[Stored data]
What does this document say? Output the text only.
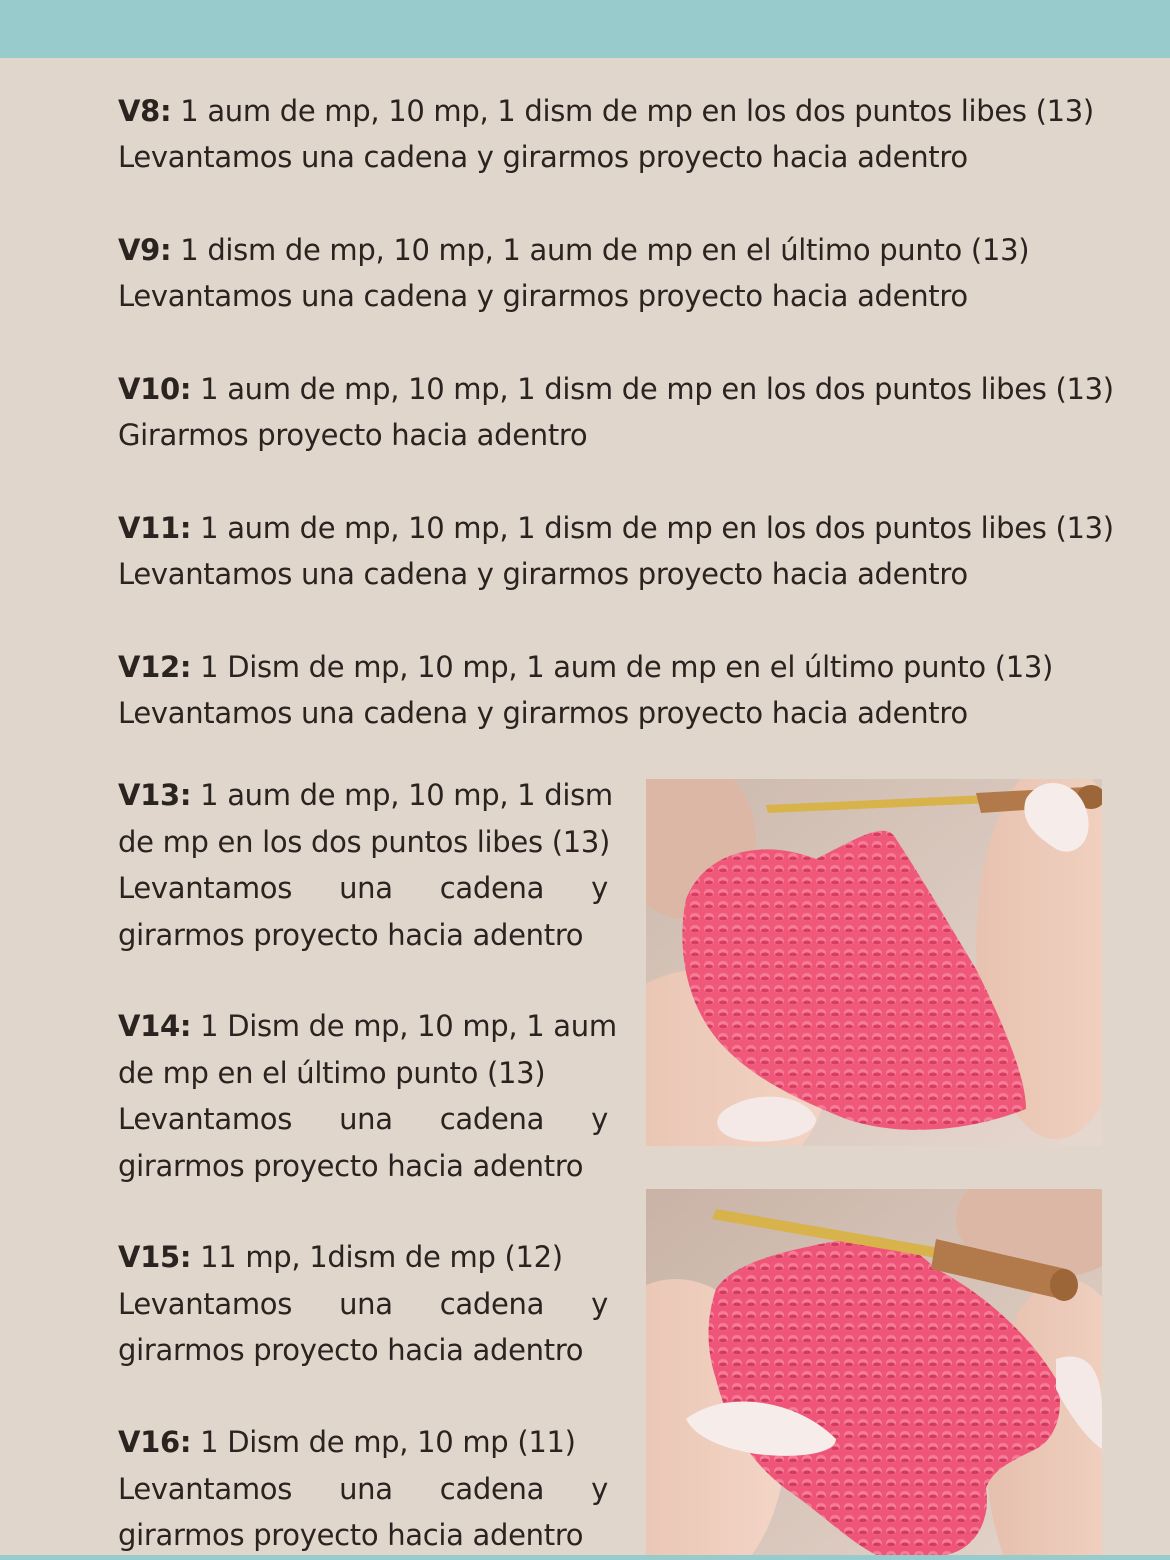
V8: 1 aum de mp, 10 mp, 1 dism de mp en los dos puntos libes (13)
Levantamos una cadena y girarmos proyecto hacia adentro
V9: 1 dism de mp, 10 mp, 1 aum de mp en el último punto (13)
Levantamos una cadena y girarmos proyecto hacia adentro
V10: 1 aum de mp, 10 mp, 1 dism de mp en los dos puntos libes (13)
Girarmos proyecto hacia adentro
V11: 1 aum de mp, 10 mp, 1 dism de mp en los dos puntos libes (13)
Levantamos una cadena y girarmos proyecto hacia adentro
V12: 1 Dism de mp, 10 mp, 1 aum de mp en el último punto (13)
Levantamos una cadena y girarmos proyecto hacia adentro
V13: 1 aum de mp, 10 mp, 1 dism
de mp en los dos puntos libes (13)
Levantamos una cadena y
girarmos proyecto hacia adentro
V14: 1 Dism de mp, 10 mp, 1 aum
de mp en el último punto (13)
Levantamos una cadena y
girarmos proyecto hacia adentro
V15: 11 mp, 1dism de mp (12)
Levantamos una cadena y
girarmos proyecto hacia adentro
V16: 1 Dism de mp, 10 mp (11)
Levantamos una cadena y
girarmos proyecto hacia adentro
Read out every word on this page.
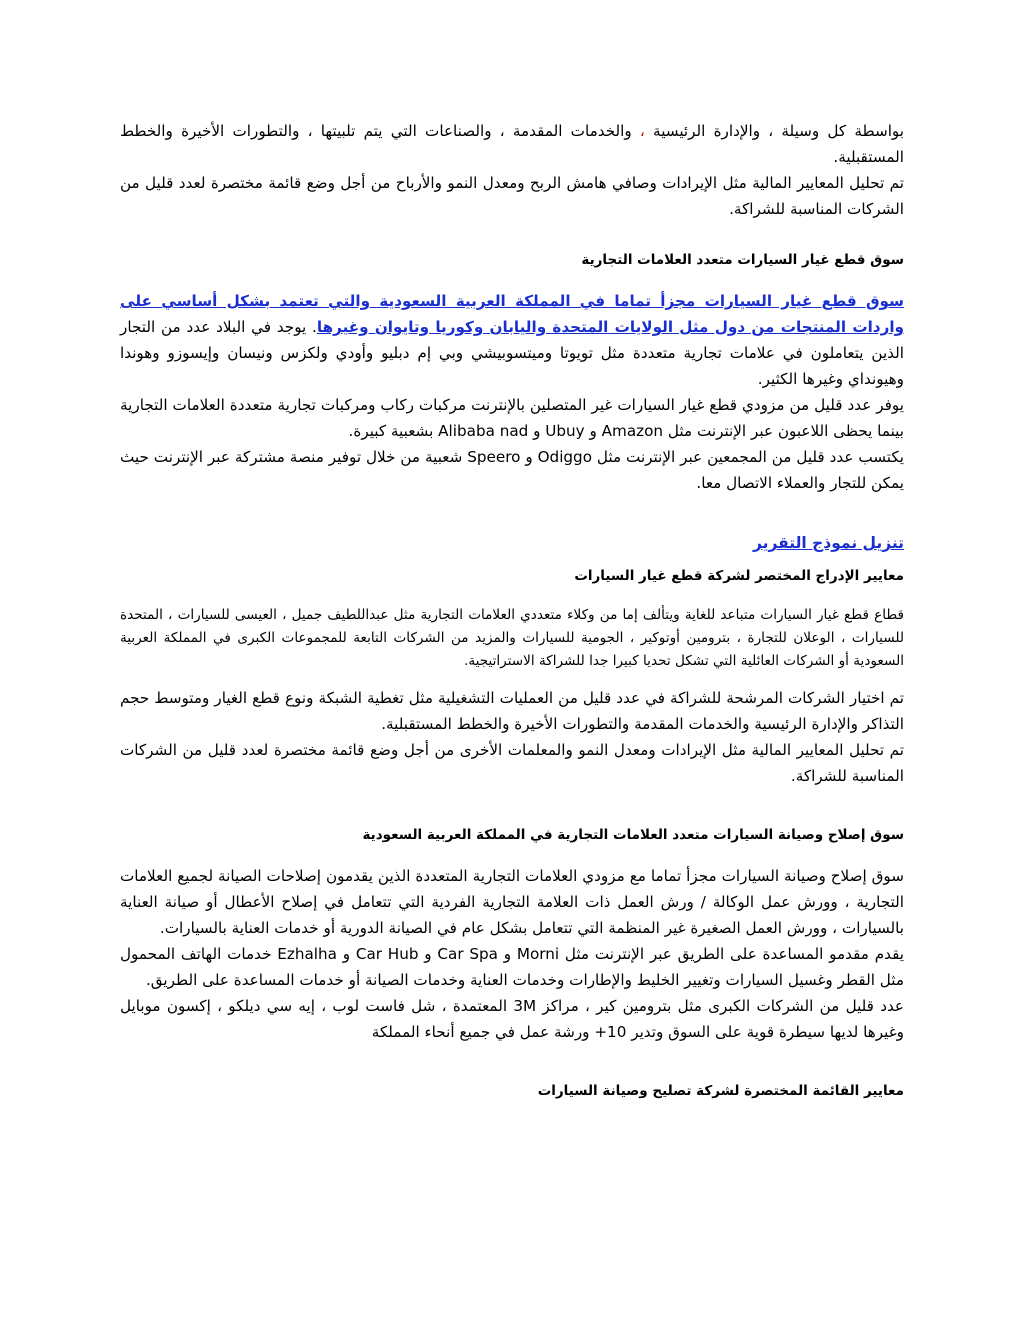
بواسطة كل وسيلة ، والإدارة الرئيسية ، والخدمات المقدمة ، والصناعات التي يتم تلبيتها ، والتطورات الأخيرة والخطط المستقبلية.

تم تحليل المعايير المالية مثل الإيرادات وصافي هامش الربح ومعدل النمو والأرباح من أجل وضع قائمة مختصرة لعدد قليل من الشركات المناسبة للشراكة.

سوق قطع غيار السيارات متعدد العلامات التجارية

سوق قطع غيار السيارات مجزأ تماما في المملكة العربية السعودية والتي تعتمد بشكل أساسي على واردات المنتجات من دول مثل الولايات المتحدة واليابان وكوريا وتايوان وغيرها. يوجد في البلاد عدد من التجار الذين يتعاملون في علامات تجارية متعددة مثل تويوتا وميتسوبيشي وبي إم دبليو وأودي ولكزس ونيسان وإيسوزو وهوندا وهيونداي وغيرها الكثير.

يوفر عدد قليل من مزودي قطع غيار السيارات غير المتصلين بالإنترنت مركبات ركاب ومركبات تجارية متعددة العلامات التجارية بينما يحظى اللاعبون عبر الإنترنت مثل Amazon و Ubuy و Alibaba nad بشعبية كبيرة.

يكتسب عدد قليل من المجمعين عبر الإنترنت مثل Odiggo و Speero شعبية من خلال توفير منصة مشتركة عبر الإنترنت حيث يمكن للتجار والعملاء الاتصال معا.

تنزيل نموذج التقرير

معايير الإدراج المختصر لشركة قطع غيار السيارات

قطاع قطع غيار السيارات متباعد للغاية ويتألف إما من وكلاء متعددي العلامات التجارية مثل عبداللطيف جميل ، العيسى للسيارات ، المتحدة للسيارات ، الوعلان للتجارة ، بترومين أوتوكير ، الجومية للسيارات والمزيد من الشركات التابعة للمجموعات الكبرى في المملكة العربية السعودية أو الشركات العائلية التي تشكل تحديا كبيرا جدا للشراكة الاستراتيجية.

تم اختيار الشركات المرشحة للشراكة في عدد قليل من العمليات التشغيلية مثل تغطية الشبكة ونوع قطع الغيار ومتوسط حجم التذاكر والإدارة الرئيسية والخدمات المقدمة والتطورات الأخيرة والخطط المستقبلية.

تم تحليل المعايير المالية مثل الإيرادات ومعدل النمو والمعلمات الأخرى من أجل وضع قائمة مختصرة لعدد قليل من الشركات المناسبة للشراكة.

سوق إصلاح وصيانة السيارات متعدد العلامات التجارية في المملكة العربية السعودية

سوق إصلاح وصيانة السيارات مجزأ تماما مع مزودي العلامات التجارية المتعددة الذين يقدمون إصلاحات الصيانة لجميع العلامات التجارية ، وورش عمل الوكالة / ورش العمل ذات العلامة التجارية الفردية التي تتعامل في إصلاح الأعطال أو صيانة العناية بالسيارات ، وورش العمل الصغيرة غير المنظمة التي تتعامل بشكل عام في الصيانة الدورية أو خدمات العناية بالسيارات.

يقدم مقدمو المساعدة على الطريق عبر الإنترنت مثل Morni و Car Spa و Car Hub و Ezhalha خدمات الهاتف المحمول مثل القطر وغسيل السيارات وتغيير الخليط والإطارات وخدمات العناية وخدمات الصيانة أو خدمات المساعدة على الطريق.

عدد قليل من الشركات الكبرى مثل بترومين كير ، مراكز 3M المعتمدة ، شل فاست لوب ، إيه سي ديلكو ، إكسون موبايل وغيرها لديها سيطرة قوية على السوق وتدير 10+ ورشة عمل في جميع أنحاء المملكة

معايير القائمة المختصرة لشركة تصليح وصيانة السيارات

[Task instructions]: Repeat all of the entries word for word, but omit the pictures.

[Response to the exercise]:
What does this document say? Output the text only.
V8: 1 aum de mp, 10 mp, 1 dism de mp en los dos puntos libes (13)
Levantamos una cadena y girarmos proyecto hacia adentro
V9: 1 dism de mp, 10 mp, 1 aum de mp en el último punto (13)
Levantamos una cadena y girarmos proyecto hacia adentro
V10: 1 aum de mp, 10 mp, 1 dism de mp en los dos puntos libes (13)
Girarmos proyecto hacia adentro
V11: 1 aum de mp, 10 mp, 1 dism de mp en los dos puntos libes (13)
Levantamos una cadena y girarmos proyecto hacia adentro
V12: 1 Dism de mp, 10 mp, 1 aum de mp en el último punto (13)
Levantamos una cadena y girarmos proyecto hacia adentro
V13: 1 aum de mp, 10 mp, 1 dism
de mp en los dos puntos libes (13)
Levantamos una cadena y
girarmos proyecto hacia adentro
V14: 1 Dism de mp, 10 mp, 1 aum
de mp en el último punto (13)
Levantamos una cadena y
girarmos proyecto hacia adentro
V15: 11 mp, 1dism de mp (12)
Levantamos una cadena y
girarmos proyecto hacia adentro
V16: 1 Dism de mp, 10 mp (11)
Levantamos una cadena y
girarmos proyecto hacia adentro
Read out every word on this page.
بواسطة كل وسيلة ، والإدارة الرئيسية ، والخدمات المقدمة ، والصناعات التي يتم تلبيتها ، والتطورات الأخيرة والخطط المستقبلية.

تم تحليل المعايير المالية مثل الإيرادات وصافي هامش الربح ومعدل النمو والأرباح من أجل وضع قائمة مختصرة لعدد قليل من الشركات المناسبة للشراكة.

سوق قطع غيار السيارات متعدد العلامات التجارية

سوق قطع غيار السيارات مجزأ تماما في المملكة العربية السعودية والتي تعتمد بشكل أساسي على واردات المنتجات من دول مثل الولايات المتحدة واليابان وكوريا وتايوان وغيرها. يوجد في البلاد عدد من التجار الذين يتعاملون في علامات تجارية متعددة مثل تويوتا وميتسوبيشي وبي إم دبليو وأودي ولكزس ونيسان وإيسوزو وهوندا وهيونداي وغيرها الكثير.

يوفر عدد قليل من مزودي قطع غيار السيارات غير المتصلين بالإنترنت مركبات ركاب ومركبات تجارية متعددة العلامات التجارية بينما يحظى اللاعبون عبر الإنترنت مثل Amazon و Ubuy و Alibaba nad بشعبية كبيرة.

يكتسب عدد قليل من المجمعين عبر الإنترنت مثل Odiggo و Speero شعبية من خلال توفير منصة مشتركة عبر الإنترنت حيث يمكن للتجار والعملاء الاتصال معا.

تنزيل نموذج التقرير

معايير الإدراج المختصر لشركة قطع غيار السيارات

قطاع قطع غيار السيارات متباعد للغاية ويتألف إما من وكلاء متعددي العلامات التجارية مثل عبداللطيف جميل ، العيسى للسيارات ، المتحدة للسيارات ، الوعلان للتجارة ، بترومين أوتوكير ، الجومية للسيارات والمزيد من الشركات التابعة للمجموعات الكبرى في المملكة العربية السعودية أو الشركات العائلية التي تشكل تحديا كبيرا جدا للشراكة الاستراتيجية.

تم اختيار الشركات المرشحة للشراكة في عدد قليل من العمليات التشغيلية مثل تغطية الشبكة ونوع قطع الغيار ومتوسط حجم التذاكر والإدارة الرئيسية والخدمات المقدمة والتطورات الأخيرة والخطط المستقبلية.

تم تحليل المعايير المالية مثل الإيرادات ومعدل النمو والمعلمات الأخرى من أجل وضع قائمة مختصرة لعدد قليل من الشركات المناسبة للشراكة.

سوق إصلاح وصيانة السيارات متعدد العلامات التجارية في المملكة العربية السعودية

سوق إصلاح وصيانة السيارات مجزأ تماما مع مزودي العلامات التجارية المتعددة الذين يقدمون إصلاحات الصيانة لجميع العلامات التجارية ، وورش عمل الوكالة / ورش العمل ذات العلامة التجارية الفردية التي تتعامل في إصلاح الأعطال أو صيانة العناية بالسيارات ، وورش العمل الصغيرة غير المنظمة التي تتعامل بشكل عام في الصيانة الدورية أو خدمات العناية بالسيارات.

يقدم مقدمو المساعدة على الطريق عبر الإنترنت مثل Morni و Car Spa و Car Hub و Ezhalha خدمات الهاتف المحمول مثل القطر وغسيل السيارات وتغيير الخليط والإطارات وخدمات العناية وخدمات الصيانة أو خدمات المساعدة على الطريق.

عدد قليل من الشركات الكبرى مثل بترومين كير ، مراكز 3M المعتمدة ، شل فاست لوب ، إيه سي ديلكو ، إكسون موبايل وغيرها لديها سيطرة قوية على السوق وتدير 10+ ورشة عمل في جميع أنحاء المملكة

معايير القائمة المختصرة لشركة تصليح وصيانة السيارات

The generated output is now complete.